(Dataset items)
....................
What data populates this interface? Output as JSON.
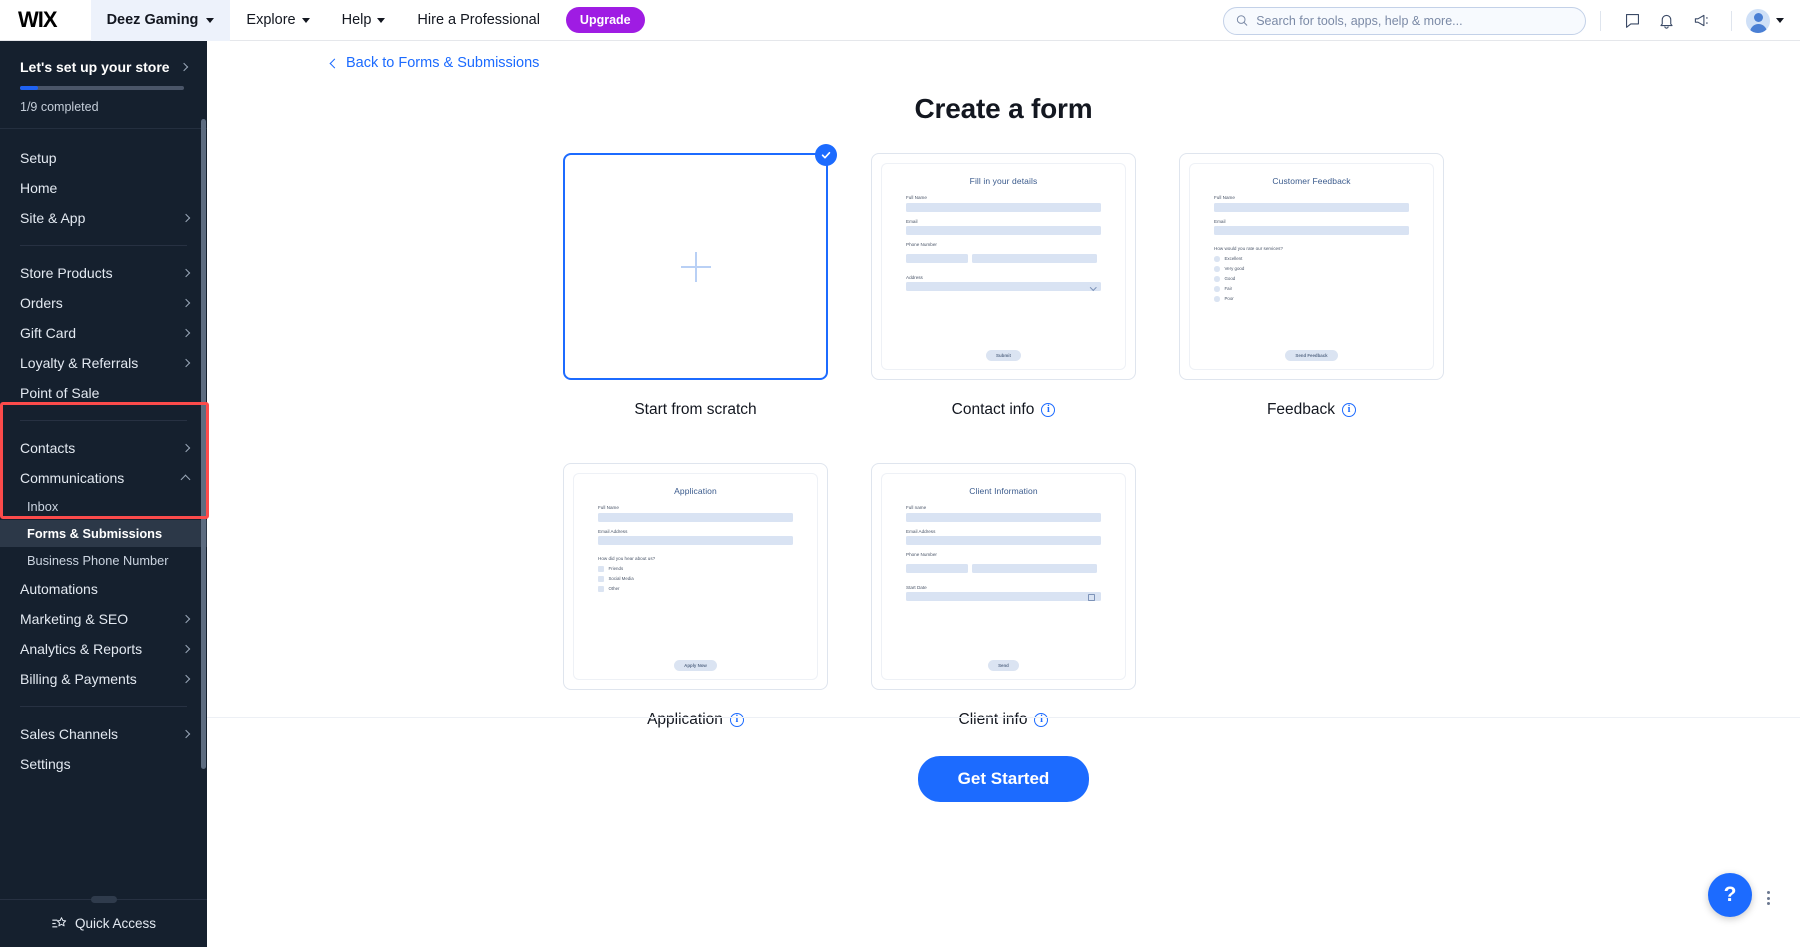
{
  "topbar": {
    "logo": "WIX",
    "site_name": "Deez Gaming",
    "nav": [
      {
        "label": "Explore",
        "has_caret": true
      },
      {
        "label": "Help",
        "has_caret": true
      },
      {
        "label": "Hire a Professional",
        "has_caret": false
      }
    ],
    "upgrade_label": "Upgrade",
    "search_placeholder": "Search for tools, apps, help & more...",
    "icons": [
      "chat-icon",
      "bell-icon",
      "megaphone-icon"
    ]
  },
  "sidebar": {
    "setup": {
      "title": "Let's set up your store",
      "progress_text": "1/9 completed",
      "progress_percent": 11
    },
    "groups": [
      {
        "items": [
          {
            "label": "Setup",
            "arrow": false
          },
          {
            "label": "Home",
            "arrow": false
          },
          {
            "label": "Site & App",
            "arrow": true
          }
        ]
      },
      {
        "items": [
          {
            "label": "Store Products",
            "arrow": true
          },
          {
            "label": "Orders",
            "arrow": true
          },
          {
            "label": "Gift Card",
            "arrow": true
          },
          {
            "label": "Loyalty & Referrals",
            "arrow": true
          },
          {
            "label": "Point of Sale",
            "arrow": false
          }
        ]
      },
      {
        "items": [
          {
            "label": "Contacts",
            "arrow": true
          },
          {
            "label": "Communications",
            "arrow": true,
            "expanded": true
          },
          {
            "label": "Inbox",
            "sub": true
          },
          {
            "label": "Forms & Submissions",
            "sub": true,
            "active": true
          },
          {
            "label": "Business Phone Number",
            "sub": true
          },
          {
            "label": "Automations",
            "arrow": false
          },
          {
            "label": "Marketing & SEO",
            "arrow": true
          },
          {
            "label": "Analytics & Reports",
            "arrow": true
          },
          {
            "label": "Billing & Payments",
            "arrow": true
          }
        ]
      },
      {
        "items": [
          {
            "label": "Sales Channels",
            "arrow": true
          },
          {
            "label": "Settings",
            "arrow": false
          }
        ]
      }
    ],
    "footer_label": "Quick Access",
    "highlight_color": "#fc4b4b"
  },
  "main": {
    "back_link": "Back to Forms & Submissions",
    "title": "Create a form",
    "cta_label": "Get Started",
    "accent_color": "#1c6bff",
    "cards": [
      {
        "label": "Start from scratch",
        "selected": true,
        "has_info": false,
        "preview": {
          "kind": "blank"
        }
      },
      {
        "label": "Contact info",
        "selected": false,
        "has_info": true,
        "preview": {
          "kind": "form",
          "title": "Fill in your details",
          "fields": [
            {
              "label": "Full Name",
              "type": "text"
            },
            {
              "label": "Email",
              "type": "text"
            },
            {
              "label": "Phone Number",
              "type": "split"
            },
            {
              "label": "Address",
              "type": "select"
            }
          ],
          "button": "Submit"
        }
      },
      {
        "label": "Feedback",
        "selected": false,
        "has_info": true,
        "preview": {
          "kind": "form",
          "title": "Customer Feedback",
          "fields": [
            {
              "label": "Full Name",
              "type": "text"
            },
            {
              "label": "Email",
              "type": "text"
            }
          ],
          "question": "How would you rate our services?",
          "option_type": "radio",
          "options": [
            "Excellent",
            "Very good",
            "Good",
            "Fair",
            "Poor"
          ],
          "button": "Send Feedback"
        }
      },
      {
        "label": "Application",
        "selected": false,
        "has_info": true,
        "preview": {
          "kind": "form",
          "title": "Application",
          "fields": [
            {
              "label": "Full Name",
              "type": "text"
            },
            {
              "label": "Email Address",
              "type": "text"
            }
          ],
          "question": "How did you hear about us?",
          "option_type": "checkbox",
          "options": [
            "Friends",
            "Social Media",
            "Other"
          ],
          "button": "Apply Now"
        }
      },
      {
        "label": "Client info",
        "selected": false,
        "has_info": true,
        "preview": {
          "kind": "form",
          "title": "Client Information",
          "fields": [
            {
              "label": "Full name",
              "type": "text"
            },
            {
              "label": "Email Address",
              "type": "text"
            },
            {
              "label": "Phone Number",
              "type": "split"
            },
            {
              "label": "Start Date",
              "type": "date"
            }
          ],
          "button": "Send"
        }
      }
    ],
    "help_label": "?"
  }
}
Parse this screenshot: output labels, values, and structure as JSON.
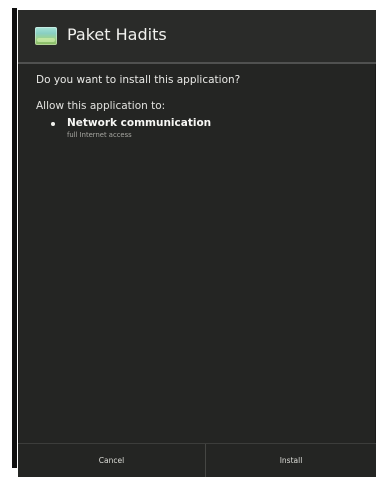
{
  "dialog": {
    "title": "Paket Hadits",
    "question": "Do you want to install this application?",
    "permissions_header": "Allow this application to:",
    "permissions": [
      {
        "title": "Network communication",
        "description": "full Internet access"
      }
    ],
    "buttons": {
      "cancel": "Cancel",
      "install": "Install"
    }
  },
  "icons": {
    "app": "app-icon",
    "permission_bullet": "bullet-icon"
  },
  "colors": {
    "dialog_background": "#242523",
    "title_background": "#2a2b29",
    "text_primary": "#f1f1ee",
    "text_secondary": "#a8a8a2",
    "divider": "#454643"
  }
}
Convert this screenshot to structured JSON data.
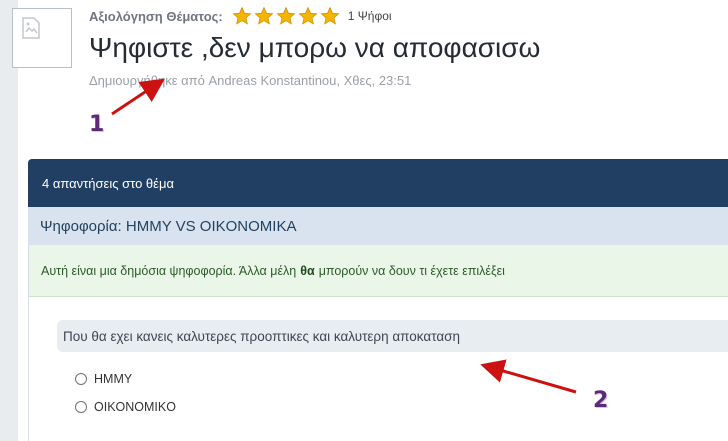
{
  "topic": {
    "rating_label": "Αξιολόγηση Θέματος:",
    "star_count": 5,
    "star_color": "#f4b400",
    "votes_text": "1 Ψήφοι",
    "title": "Ψηφιστε ,δεν μπορω να αποφασισω",
    "byline_prefix": "Δημιουργήθηκε από",
    "author": "Andreas Konstantinou",
    "timestamp": ", Χθες, 23:51",
    "avatar_icon": "broken-image-icon"
  },
  "annotations": {
    "arrow_color": "#cc1111",
    "badge_1": "1",
    "badge_2": "2"
  },
  "replies": {
    "count_text": "4 απαντήσεις στο θέμα"
  },
  "poll": {
    "title": "Ψηφοφορία: HMMY VS OIKONOMIKA",
    "notice_before": "Αυτή είναι μια δημόσια ψηφοφορία. Άλλα μέλη",
    "notice_bold": "θα",
    "notice_after": "μπορούν να δουν τι έχετε επιλέξει",
    "question": "Που θα εχει κανεις καλυτερες προοπτικες και καλυτερη αποκαταση",
    "options": [
      {
        "label": "HMMY"
      },
      {
        "label": "OIKONOMIKO"
      }
    ]
  }
}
....................
- _Task requirements_: Copy the material exactly. Do not include the pictures.

- _Correct answer_:
What data populates this interface? Output as JSON.
{
  "topbar": {
    "logo": "WIX",
    "site_name": "Deez Gaming",
    "nav": [
      {
        "label": "Explore",
        "has_caret": true
      },
      {
        "label": "Help",
        "has_caret": true
      },
      {
        "label": "Hire a Professional",
        "has_caret": false
      }
    ],
    "upgrade_label": "Upgrade",
    "search_placeholder": "Search for tools, apps, help & more...",
    "icons": [
      "chat-icon",
      "bell-icon",
      "megaphone-icon"
    ]
  },
  "sidebar": {
    "setup": {
      "title": "Let's set up your store",
      "progress_text": "1/9 completed",
      "progress_percent": 11
    },
    "groups": [
      {
        "items": [
          {
            "label": "Setup",
            "arrow": false
          },
          {
            "label": "Home",
            "arrow": false
          },
          {
            "label": "Site & App",
            "arrow": true
          }
        ]
      },
      {
        "items": [
          {
            "label": "Store Products",
            "arrow": true
          },
          {
            "label": "Orders",
            "arrow": true
          },
          {
            "label": "Gift Card",
            "arrow": true
          },
          {
            "label": "Loyalty & Referrals",
            "arrow": true
          },
          {
            "label": "Point of Sale",
            "arrow": false
          }
        ]
      },
      {
        "items": [
          {
            "label": "Contacts",
            "arrow": true
          },
          {
            "label": "Communications",
            "arrow": true,
            "expanded": true
          },
          {
            "label": "Inbox",
            "sub": true
          },
          {
            "label": "Forms & Submissions",
            "sub": true,
            "active": true
          },
          {
            "label": "Business Phone Number",
            "sub": true
          },
          {
            "label": "Automations",
            "arrow": false
          },
          {
            "label": "Marketing & SEO",
            "arrow": true
          },
          {
            "label": "Analytics & Reports",
            "arrow": true
          },
          {
            "label": "Billing & Payments",
            "arrow": true
          }
        ]
      },
      {
        "items": [
          {
            "label": "Sales Channels",
            "arrow": true
          },
          {
            "label": "Settings",
            "arrow": false
          }
        ]
      }
    ],
    "footer_label": "Quick Access",
    "highlight_color": "#fc4b4b"
  },
  "main": {
    "back_link": "Back to Forms & Submissions",
    "title": "Create a form",
    "cta_label": "Get Started",
    "accent_color": "#1c6bff",
    "cards": [
      {
        "label": "Start from scratch",
        "selected": true,
        "has_info": false,
        "preview": {
          "kind": "blank"
        }
      },
      {
        "label": "Contact info",
        "selected": false,
        "has_info": true,
        "preview": {
          "kind": "form",
          "title": "Fill in your details",
          "fields": [
            {
              "label": "Full Name",
              "type": "text"
            },
            {
              "label": "Email",
              "type": "text"
            },
            {
              "label": "Phone Number",
              "type": "split"
            },
            {
              "label": "Address",
              "type": "select"
            }
          ],
          "button": "Submit"
        }
      },
      {
        "label": "Feedback",
        "selected": false,
        "has_info": true,
        "preview": {
          "kind": "form",
          "title": "Customer Feedback",
          "fields": [
            {
              "label": "Full Name",
              "type": "text"
            },
            {
              "label": "Email",
              "type": "text"
            }
          ],
          "question": "How would you rate our services?",
          "option_type": "radio",
          "options": [
            "Excellent",
            "Very good",
            "Good",
            "Fair",
            "Poor"
          ],
          "button": "Send Feedback"
        }
      },
      {
        "label": "Application",
        "selected": false,
        "has_info": true,
        "preview": {
          "kind": "form",
          "title": "Application",
          "fields": [
            {
              "label": "Full Name",
              "type": "text"
            },
            {
              "label": "Email Address",
              "type": "text"
            }
          ],
          "question": "How did you hear about us?",
          "option_type": "checkbox",
          "options": [
            "Friends",
            "Social Media",
            "Other"
          ],
          "button": "Apply Now"
        }
      },
      {
        "label": "Client info",
        "selected": false,
        "has_info": true,
        "preview": {
          "kind": "form",
          "title": "Client Information",
          "fields": [
            {
              "label": "Full name",
              "type": "text"
            },
            {
              "label": "Email Address",
              "type": "text"
            },
            {
              "label": "Phone Number",
              "type": "split"
            },
            {
              "label": "Start Date",
              "type": "date"
            }
          ],
          "button": "Send"
        }
      }
    ],
    "help_label": "?"
  }
}
Parse this screenshot: output labels, values, and structure as JSON.
{
  "dialog": {
    "title": "Paket Hadits",
    "question": "Do you want to install this application?",
    "permissions_header": "Allow this application to:",
    "permissions": [
      {
        "title": "Network communication",
        "description": "full Internet access"
      }
    ],
    "buttons": {
      "cancel": "Cancel",
      "install": "Install"
    }
  },
  "icons": {
    "app": "app-icon",
    "permission_bullet": "bullet-icon"
  },
  "colors": {
    "dialog_background": "#242523",
    "title_background": "#2a2b29",
    "text_primary": "#f1f1ee",
    "text_secondary": "#a8a8a2",
    "divider": "#454643"
  }
}
Convert this screenshot to structured JSON data.
{
  "topic": {
    "rating_label": "Αξιολόγηση Θέματος:",
    "star_count": 5,
    "star_color": "#f4b400",
    "votes_text": "1 Ψήφοι",
    "title": "Ψηφιστε ,δεν μπορω να αποφασισω",
    "byline_prefix": "Δημιουργήθηκε από",
    "author": "Andreas Konstantinou",
    "timestamp": ", Χθες, 23:51",
    "avatar_icon": "broken-image-icon"
  },
  "annotations": {
    "arrow_color": "#cc1111",
    "badge_1": "1",
    "badge_2": "2"
  },
  "replies": {
    "count_text": "4 απαντήσεις στο θέμα"
  },
  "poll": {
    "title": "Ψηφοφορία: HMMY VS OIKONOMIKA",
    "notice_before": "Αυτή είναι μια δημόσια ψηφοφορία. Άλλα μέλη",
    "notice_bold": "θα",
    "notice_after": "μπορούν να δουν τι έχετε επιλέξει",
    "question": "Που θα εχει κανεις καλυτερες προοπτικες και καλυτερη αποκαταση",
    "options": [
      {
        "label": "HMMY"
      },
      {
        "label": "OIKONOMIKO"
      }
    ]
  }
}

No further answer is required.